#### WHAT YOU NEED TO DO:
Report each line of the entries below that includes "neurons".

Entries from a visual dataset
******************************
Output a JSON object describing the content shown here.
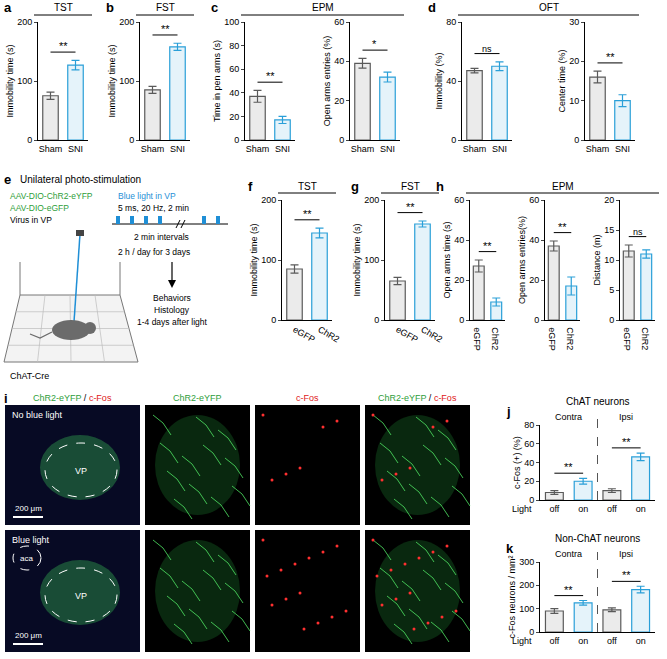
{
  "chart_data": [
    {
      "panel": "a",
      "type": "bar",
      "categories": [
        "Sham",
        "SNI"
      ],
      "values": [
        75,
        127
      ],
      "errors": [
        6,
        8
      ],
      "colors": [
        "#5a5a5a",
        "#2a9fd8"
      ],
      "y_label": "Immobility time (s)",
      "ylim": [
        0,
        200
      ],
      "yticks": [
        0,
        100,
        200
      ],
      "significance": [
        {
          "pair": [
            0,
            1
          ],
          "label": "**"
        }
      ]
    },
    {
      "panel": "b",
      "type": "bar",
      "categories": [
        "Sham",
        "SNI"
      ],
      "values": [
        85,
        158
      ],
      "errors": [
        6,
        6
      ],
      "colors": [
        "#5a5a5a",
        "#2a9fd8"
      ],
      "y_label": "Immobility time (s)",
      "ylim": [
        0,
        200
      ],
      "yticks": [
        0,
        100,
        200
      ],
      "significance": [
        {
          "pair": [
            0,
            1
          ],
          "label": "**"
        }
      ]
    },
    {
      "panel": "c",
      "type": "bar",
      "categories": [
        "Sham",
        "SNI"
      ],
      "values": [
        37,
        17
      ],
      "errors": [
        5,
        3
      ],
      "colors": [
        "#5a5a5a",
        "#2a9fd8"
      ],
      "y_label": "Time in pen arms (s)",
      "ylim": [
        0,
        100
      ],
      "yticks": [
        0,
        20,
        40,
        60,
        80,
        100
      ],
      "significance": [
        {
          "pair": [
            0,
            1
          ],
          "label": "**"
        }
      ]
    },
    {
      "panel": "c",
      "type": "bar",
      "categories": [
        "Sham",
        "SNI"
      ],
      "values": [
        39,
        32
      ],
      "errors": [
        2.5,
        2.5
      ],
      "colors": [
        "#5a5a5a",
        "#2a9fd8"
      ],
      "y_label": "Open arms entries (%)",
      "ylim": [
        0,
        60
      ],
      "yticks": [
        0,
        20,
        40,
        60
      ],
      "significance": [
        {
          "pair": [
            0,
            1
          ],
          "label": "*"
        }
      ]
    },
    {
      "panel": "d",
      "type": "bar",
      "categories": [
        "Sham",
        "SNI"
      ],
      "values": [
        47,
        50
      ],
      "errors": [
        1.5,
        3
      ],
      "colors": [
        "#5a5a5a",
        "#2a9fd8"
      ],
      "y_label": "Immobility (%)",
      "ylim": [
        0,
        80
      ],
      "yticks": [
        0,
        40,
        80
      ],
      "significance": [
        {
          "pair": [
            0,
            1
          ],
          "label": "ns"
        }
      ]
    },
    {
      "panel": "d",
      "type": "bar",
      "categories": [
        "Sham",
        "SNI"
      ],
      "values": [
        16,
        10
      ],
      "errors": [
        1.5,
        1.5
      ],
      "colors": [
        "#5a5a5a",
        "#2a9fd8"
      ],
      "y_label": "Center time (%)",
      "ylim": [
        0,
        30
      ],
      "yticks": [
        0,
        10,
        20,
        30
      ],
      "significance": [
        {
          "pair": [
            0,
            1
          ],
          "label": "**"
        }
      ]
    },
    {
      "panel": "f",
      "type": "bar",
      "categories": [
        "eGFP",
        "ChR2"
      ],
      "values": [
        85,
        145
      ],
      "errors": [
        7,
        8
      ],
      "colors": [
        "#5a5a5a",
        "#2a9fd8"
      ],
      "y_label": "Immobility time (s)",
      "ylim": [
        0,
        200
      ],
      "yticks": [
        0,
        100,
        200
      ],
      "significance": [
        {
          "pair": [
            0,
            1
          ],
          "label": "**"
        }
      ]
    },
    {
      "panel": "g",
      "type": "bar",
      "categories": [
        "eGFP",
        "ChR2"
      ],
      "values": [
        65,
        160
      ],
      "errors": [
        6,
        5
      ],
      "colors": [
        "#5a5a5a",
        "#2a9fd8"
      ],
      "y_label": "Immobility time (s)",
      "ylim": [
        0,
        200
      ],
      "yticks": [
        0,
        100,
        200
      ],
      "significance": [
        {
          "pair": [
            0,
            1
          ],
          "label": "**"
        }
      ]
    },
    {
      "panel": "h",
      "type": "bar",
      "categories": [
        "eGFP",
        "ChR2"
      ],
      "values": [
        27,
        9
      ],
      "errors": [
        3,
        2
      ],
      "colors": [
        "#5a5a5a",
        "#2a9fd8"
      ],
      "y_label": "Open arms time (s)",
      "ylim": [
        0,
        60
      ],
      "yticks": [
        0,
        20,
        40,
        60
      ],
      "significance": [
        {
          "pair": [
            0,
            1
          ],
          "label": "**"
        }
      ]
    },
    {
      "panel": "h",
      "type": "bar",
      "categories": [
        "eGFP",
        "ChR2"
      ],
      "values": [
        37,
        17
      ],
      "errors": [
        2.5,
        4.5
      ],
      "colors": [
        "#5a5a5a",
        "#2a9fd8"
      ],
      "y_label": "Open arms entries(%)",
      "ylim": [
        0,
        60
      ],
      "yticks": [
        0,
        20,
        40,
        60
      ],
      "significance": [
        {
          "pair": [
            0,
            1
          ],
          "label": "**"
        }
      ]
    },
    {
      "panel": "h",
      "type": "bar",
      "categories": [
        "eGFP",
        "ChR2"
      ],
      "values": [
        11.5,
        11
      ],
      "errors": [
        1,
        0.7
      ],
      "colors": [
        "#5a5a5a",
        "#2a9fd8"
      ],
      "y_label": "Distance (m)",
      "ylim": [
        0,
        20
      ],
      "yticks": [
        0,
        5,
        10,
        15,
        20
      ],
      "significance": [
        {
          "pair": [
            0,
            1
          ],
          "label": "ns"
        }
      ]
    },
    {
      "panel": "j",
      "type": "bar",
      "title": "ChAT neurons",
      "categories": [
        "off",
        "on",
        "off",
        "on"
      ],
      "values": [
        8,
        20,
        10,
        46
      ],
      "errors": [
        2,
        3,
        2,
        4
      ],
      "colors": [
        "#5a5a5a",
        "#2a9fd8",
        "#5a5a5a",
        "#2a9fd8"
      ],
      "y_label": "c-Fos (+) (%)",
      "ylim": [
        0,
        80
      ],
      "yticks": [
        0,
        20,
        40,
        60,
        80
      ],
      "group_labels": [
        {
          "text": "Contra",
          "pair": [
            0,
            1
          ]
        },
        {
          "text": "Ipsi",
          "pair": [
            2,
            3
          ]
        }
      ],
      "tick_row_label": "Light",
      "significance": [
        {
          "pair": [
            0,
            1
          ],
          "label": "**"
        },
        {
          "pair": [
            2,
            3
          ],
          "label": "**"
        }
      ]
    },
    {
      "panel": "k",
      "type": "bar",
      "title": "Non-ChAT neurons",
      "categories": [
        "off",
        "on",
        "off",
        "on"
      ],
      "values": [
        90,
        125,
        95,
        182
      ],
      "errors": [
        10,
        10,
        8,
        14
      ],
      "colors": [
        "#5a5a5a",
        "#2a9fd8",
        "#5a5a5a",
        "#2a9fd8"
      ],
      "y_label": "c-Fos neurons / mm²",
      "ylim": [
        0,
        300
      ],
      "yticks": [
        0,
        100,
        200,
        300
      ],
      "group_labels": [
        {
          "text": "Contra",
          "pair": [
            0,
            1
          ]
        },
        {
          "text": "Ipsi",
          "pair": [
            2,
            3
          ]
        }
      ],
      "tick_row_label": "Light",
      "significance": [
        {
          "pair": [
            0,
            1
          ],
          "label": "**"
        },
        {
          "pair": [
            2,
            3
          ],
          "label": "**"
        }
      ]
    }
  ],
  "headers": [
    {
      "text": "TST",
      "panel": "a"
    },
    {
      "text": "FST",
      "panel": "b"
    },
    {
      "text": "EPM",
      "panel": "c"
    },
    {
      "text": "OFT",
      "panel": "d"
    },
    {
      "text": "TST",
      "panel": "f"
    },
    {
      "text": "FST",
      "panel": "g"
    },
    {
      "text": "EPM",
      "panel": "h"
    }
  ],
  "schematic": {
    "panel": "e",
    "title": "Unilateral photo-stimulation",
    "virus": [
      {
        "text": "AAV-DIO-ChR2-eYFP",
        "color": "#2e9e3a"
      },
      {
        "text": "AAV-DIO-eGFP",
        "color": "#2e9e3a"
      },
      {
        "text": "Virus in VP",
        "color": "#000000"
      }
    ],
    "mouse_line": "ChAT-Cre",
    "protocol": [
      {
        "text": "Blue light in VP",
        "color": "#1f8fd6"
      },
      {
        "text": "5 ms, 20 Hz, 2 min",
        "color": "#000000"
      }
    ],
    "interval": "2 min intervals",
    "schedule": {
      "text": "2 h / day for 3 days",
      "color": "#000000"
    },
    "outcome": [
      "Behaviors",
      "Histology",
      "1-4 days after light"
    ]
  },
  "images": {
    "panel": "i",
    "columns": [
      [
        {
          "text": "ChR2-eYFP",
          "color": "#2e9e3a"
        },
        {
          "text": " / ",
          "color": "#000000"
        },
        {
          "text": "c-Fos",
          "color": "#e02020"
        }
      ],
      [
        {
          "text": "ChR2-eYFP",
          "color": "#2e9e3a"
        }
      ],
      [
        {
          "text": "c-Fos",
          "color": "#e02020"
        }
      ],
      [
        {
          "text": "ChR2-eYFP",
          "color": "#2e9e3a"
        },
        {
          "text": " / ",
          "color": "#000000"
        },
        {
          "text": "c-Fos",
          "color": "#e02020"
        }
      ]
    ],
    "rows": [
      "No blue light",
      "Blue light"
    ],
    "region": "VP",
    "tract": "aca",
    "scale_bar": "200 μm"
  }
}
******************************
#### ANSWER BELOW:
      "title": "ChAT neurons",
      "title": "Non-ChAT neurons",
      "y_label": "c-Fos neurons / mm²",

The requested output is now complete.